Dataset records:
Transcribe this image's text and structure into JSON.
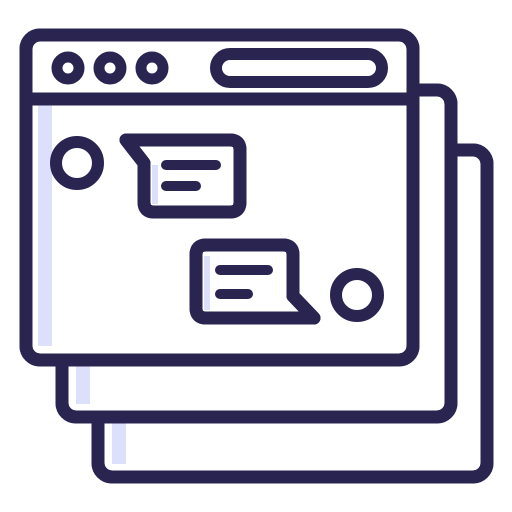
{
  "icon": {
    "name": "chat-windows-icon",
    "colors": {
      "outline": "#2a2450",
      "shade": "#dde0fb",
      "fill": "#ffffff"
    },
    "parts": [
      "back-window-icon",
      "middle-window-icon",
      "front-window-icon",
      "window-control-dots-icon",
      "address-bar-icon",
      "avatar-icon",
      "chat-bubble-icon"
    ]
  }
}
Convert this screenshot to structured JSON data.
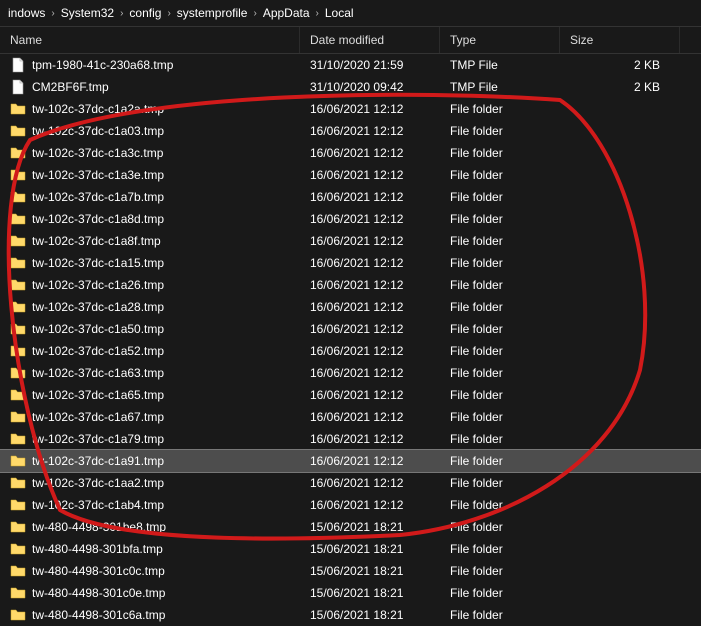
{
  "breadcrumb": [
    "indows",
    "System32",
    "config",
    "systemprofile",
    "AppData",
    "Local"
  ],
  "columns": {
    "name": "Name",
    "date": "Date modified",
    "type": "Type",
    "size": "Size"
  },
  "selected_index": 18,
  "rows": [
    {
      "name": "tpm-1980-41c-230a68.tmp",
      "date": "31/10/2020 21:59",
      "type": "TMP File",
      "size": "2 KB",
      "icon": "file"
    },
    {
      "name": "CM2BF6F.tmp",
      "date": "31/10/2020 09:42",
      "type": "TMP File",
      "size": "2 KB",
      "icon": "file"
    },
    {
      "name": "tw-102c-37dc-c1a2a.tmp",
      "date": "16/06/2021 12:12",
      "type": "File folder",
      "size": "",
      "icon": "folder"
    },
    {
      "name": "tw-102c-37dc-c1a03.tmp",
      "date": "16/06/2021 12:12",
      "type": "File folder",
      "size": "",
      "icon": "folder"
    },
    {
      "name": "tw-102c-37dc-c1a3c.tmp",
      "date": "16/06/2021 12:12",
      "type": "File folder",
      "size": "",
      "icon": "folder"
    },
    {
      "name": "tw-102c-37dc-c1a3e.tmp",
      "date": "16/06/2021 12:12",
      "type": "File folder",
      "size": "",
      "icon": "folder"
    },
    {
      "name": "tw-102c-37dc-c1a7b.tmp",
      "date": "16/06/2021 12:12",
      "type": "File folder",
      "size": "",
      "icon": "folder"
    },
    {
      "name": "tw-102c-37dc-c1a8d.tmp",
      "date": "16/06/2021 12:12",
      "type": "File folder",
      "size": "",
      "icon": "folder"
    },
    {
      "name": "tw-102c-37dc-c1a8f.tmp",
      "date": "16/06/2021 12:12",
      "type": "File folder",
      "size": "",
      "icon": "folder"
    },
    {
      "name": "tw-102c-37dc-c1a15.tmp",
      "date": "16/06/2021 12:12",
      "type": "File folder",
      "size": "",
      "icon": "folder"
    },
    {
      "name": "tw-102c-37dc-c1a26.tmp",
      "date": "16/06/2021 12:12",
      "type": "File folder",
      "size": "",
      "icon": "folder"
    },
    {
      "name": "tw-102c-37dc-c1a28.tmp",
      "date": "16/06/2021 12:12",
      "type": "File folder",
      "size": "",
      "icon": "folder"
    },
    {
      "name": "tw-102c-37dc-c1a50.tmp",
      "date": "16/06/2021 12:12",
      "type": "File folder",
      "size": "",
      "icon": "folder"
    },
    {
      "name": "tw-102c-37dc-c1a52.tmp",
      "date": "16/06/2021 12:12",
      "type": "File folder",
      "size": "",
      "icon": "folder"
    },
    {
      "name": "tw-102c-37dc-c1a63.tmp",
      "date": "16/06/2021 12:12",
      "type": "File folder",
      "size": "",
      "icon": "folder"
    },
    {
      "name": "tw-102c-37dc-c1a65.tmp",
      "date": "16/06/2021 12:12",
      "type": "File folder",
      "size": "",
      "icon": "folder"
    },
    {
      "name": "tw-102c-37dc-c1a67.tmp",
      "date": "16/06/2021 12:12",
      "type": "File folder",
      "size": "",
      "icon": "folder"
    },
    {
      "name": "tw-102c-37dc-c1a79.tmp",
      "date": "16/06/2021 12:12",
      "type": "File folder",
      "size": "",
      "icon": "folder"
    },
    {
      "name": "tw-102c-37dc-c1a91.tmp",
      "date": "16/06/2021 12:12",
      "type": "File folder",
      "size": "",
      "icon": "folder"
    },
    {
      "name": "tw-102c-37dc-c1aa2.tmp",
      "date": "16/06/2021 12:12",
      "type": "File folder",
      "size": "",
      "icon": "folder"
    },
    {
      "name": "tw-102c-37dc-c1ab4.tmp",
      "date": "16/06/2021 12:12",
      "type": "File folder",
      "size": "",
      "icon": "folder"
    },
    {
      "name": "tw-480-4498-301be8.tmp",
      "date": "15/06/2021 18:21",
      "type": "File folder",
      "size": "",
      "icon": "folder"
    },
    {
      "name": "tw-480-4498-301bfa.tmp",
      "date": "15/06/2021 18:21",
      "type": "File folder",
      "size": "",
      "icon": "folder"
    },
    {
      "name": "tw-480-4498-301c0c.tmp",
      "date": "15/06/2021 18:21",
      "type": "File folder",
      "size": "",
      "icon": "folder"
    },
    {
      "name": "tw-480-4498-301c0e.tmp",
      "date": "15/06/2021 18:21",
      "type": "File folder",
      "size": "",
      "icon": "folder"
    },
    {
      "name": "tw-480-4498-301c6a.tmp",
      "date": "15/06/2021 18:21",
      "type": "File folder",
      "size": "",
      "icon": "folder"
    }
  ]
}
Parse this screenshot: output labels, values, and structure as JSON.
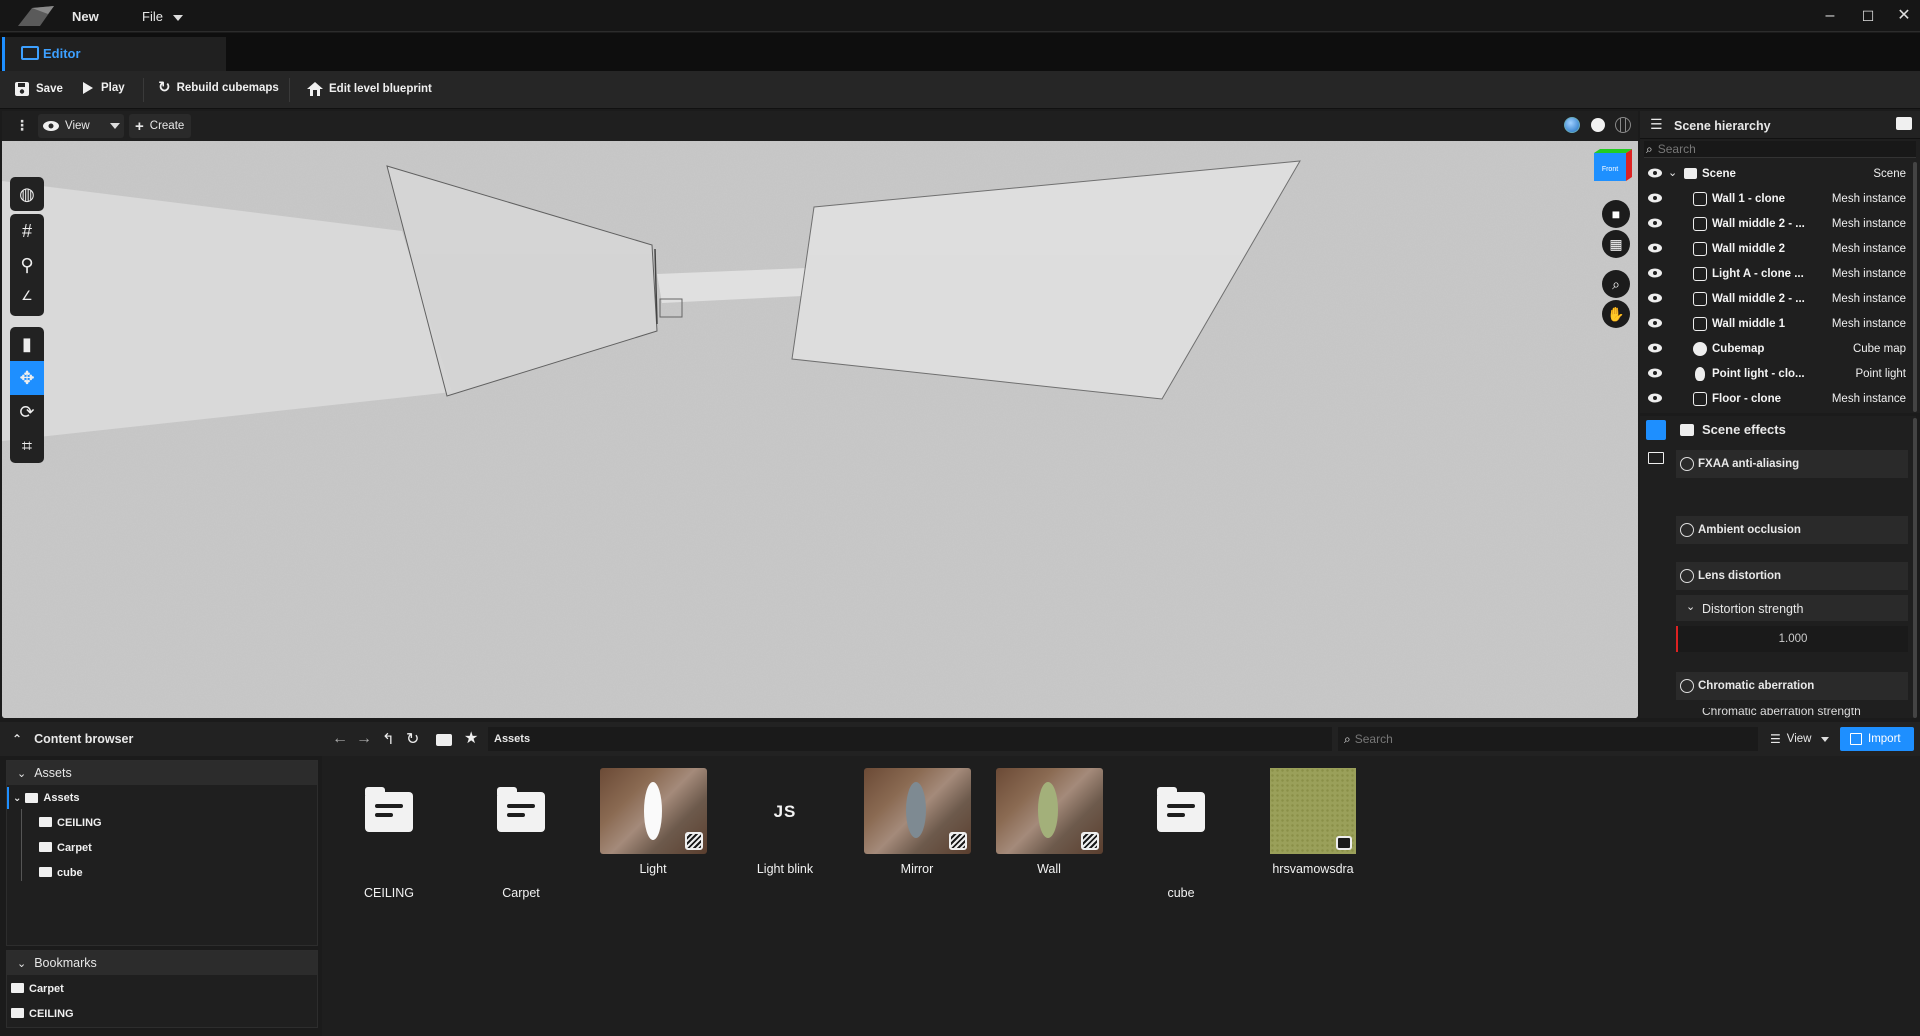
{
  "titlebar": {
    "new_label": "New",
    "file_label": "File",
    "minimize": "–",
    "maximize": "☐",
    "close": "✕"
  },
  "tab": {
    "label": "Editor"
  },
  "toolbar": {
    "save": "Save",
    "play": "Play",
    "rebuild": "Rebuild cubemaps",
    "edit_blueprint": "Edit level blueprint"
  },
  "viewport_bar": {
    "view": "View",
    "create": "Create"
  },
  "viewcube": {
    "label": "Front"
  },
  "hierarchy": {
    "title": "Scene hierarchy",
    "search_placeholder": "Search",
    "root": {
      "name": "Scene",
      "type": "Scene"
    },
    "items": [
      {
        "name": "Wall 1 - clone",
        "type": "Mesh instance",
        "icon": "mesh-icon"
      },
      {
        "name": "Wall middle 2 - ...",
        "type": "Mesh instance",
        "icon": "mesh-icon"
      },
      {
        "name": "Wall middle 2",
        "type": "Mesh instance",
        "icon": "mesh-icon"
      },
      {
        "name": "Light A - clone ...",
        "type": "Mesh instance",
        "icon": "mesh-icon"
      },
      {
        "name": "Wall middle 2 - ...",
        "type": "Mesh instance",
        "icon": "mesh-icon"
      },
      {
        "name": "Wall middle 1",
        "type": "Mesh instance",
        "icon": "mesh-icon"
      },
      {
        "name": "Cubemap",
        "type": "Cube map",
        "icon": "cubemap-icon"
      },
      {
        "name": "Point light - clo...",
        "type": "Point light",
        "icon": "bulb-icon"
      },
      {
        "name": "Floor - clone",
        "type": "Mesh instance",
        "icon": "mesh-icon"
      }
    ]
  },
  "effects": {
    "title": "Scene effects",
    "fxaa": "FXAA anti-aliasing",
    "ao": "Ambient occlusion",
    "lens": "Lens distortion",
    "distortion_strength": "Distortion strength",
    "distortion_value": "1.000",
    "chromatic": "Chromatic aberration",
    "chromatic_strength": "Chromatic aberration strength"
  },
  "content_browser": {
    "title": "Content browser",
    "assets_section": "Assets",
    "tree_root": "Assets",
    "tree_children": [
      "CEILING",
      "Carpet",
      "cube"
    ],
    "bookmarks_section": "Bookmarks",
    "bookmarks": [
      "Carpet",
      "CEILING"
    ],
    "path": "Assets",
    "search_placeholder": "Search",
    "view": "View",
    "import": "Import",
    "assets": [
      {
        "name": "CEILING",
        "kind": "folder"
      },
      {
        "name": "Carpet",
        "kind": "folder"
      },
      {
        "name": "Light",
        "kind": "material"
      },
      {
        "name": "Light blink",
        "kind": "script",
        "glyph": "JS"
      },
      {
        "name": "Mirror",
        "kind": "material"
      },
      {
        "name": "Wall",
        "kind": "material"
      },
      {
        "name": "cube",
        "kind": "folder"
      },
      {
        "name": "hrsvamowsdra",
        "kind": "texture"
      }
    ]
  },
  "colors": {
    "accent": "#1e8fff",
    "panel": "#1f1f1f",
    "texture_swatch": "#9aa05a"
  }
}
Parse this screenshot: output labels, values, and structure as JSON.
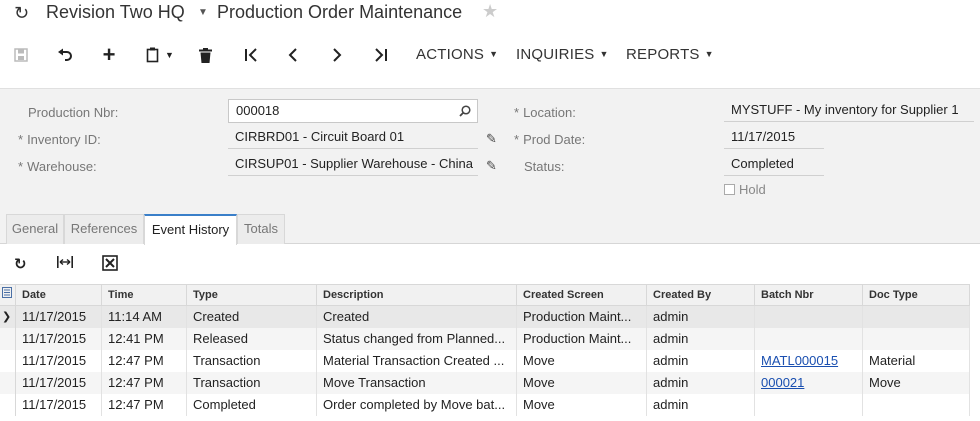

THE TASK:
Every line that holds the string "Wall" should be returned.

RESULT FOR THIS TASK:
        "name": "Wall 1 - clone",
        "name": "Wall middle 2 - ...",
        "name": "Wall middle 2",
        "name": "Wall middle 2 - ...",
        "name": "Wall middle 1",
        "name": "Wall",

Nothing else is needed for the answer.